What is being asked –
Every line of the material below should be repeated exactly.

## Start Data lines

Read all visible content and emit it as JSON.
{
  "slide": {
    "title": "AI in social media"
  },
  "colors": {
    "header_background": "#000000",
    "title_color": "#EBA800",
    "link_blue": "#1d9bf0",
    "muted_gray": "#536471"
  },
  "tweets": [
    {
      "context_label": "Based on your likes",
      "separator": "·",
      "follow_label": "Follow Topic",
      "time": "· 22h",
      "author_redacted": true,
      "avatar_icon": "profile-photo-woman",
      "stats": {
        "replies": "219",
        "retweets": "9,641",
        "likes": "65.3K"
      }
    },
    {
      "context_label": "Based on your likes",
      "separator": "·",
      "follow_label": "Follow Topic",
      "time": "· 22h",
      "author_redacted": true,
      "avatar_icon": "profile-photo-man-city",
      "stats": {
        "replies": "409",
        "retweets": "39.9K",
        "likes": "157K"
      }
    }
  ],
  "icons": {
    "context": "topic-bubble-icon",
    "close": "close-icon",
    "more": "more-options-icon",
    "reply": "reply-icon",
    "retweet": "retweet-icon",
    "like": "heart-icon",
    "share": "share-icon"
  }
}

## End Data lines

Response to the exercise –
Read all visible content and emit it as JSON.
{
  "slide": {
    "title": "AI in social media"
  },
  "colors": {
    "header_background": "#000000",
    "title_color": "#EBA800",
    "link_blue": "#1d9bf0",
    "muted_gray": "#536471"
  },
  "tweets": [
    {
      "context_label": "Based on your likes",
      "separator": "·",
      "follow_label": "Follow Topic",
      "time": "· 22h",
      "author_redacted": true,
      "avatar_icon": "profile-photo-woman",
      "stats": {
        "replies": "219",
        "retweets": "9,641",
        "likes": "65.3K"
      }
    },
    {
      "context_label": "Based on your likes",
      "separator": "·",
      "follow_label": "Follow Topic",
      "time": "· 22h",
      "author_redacted": true,
      "avatar_icon": "profile-photo-man-city",
      "stats": {
        "replies": "409",
        "retweets": "39.9K",
        "likes": "157K"
      }
    }
  ],
  "icons": {
    "context": "topic-bubble-icon",
    "close": "close-icon",
    "more": "more-options-icon",
    "reply": "reply-icon",
    "retweet": "retweet-icon",
    "like": "heart-icon",
    "share": "share-icon"
  }
}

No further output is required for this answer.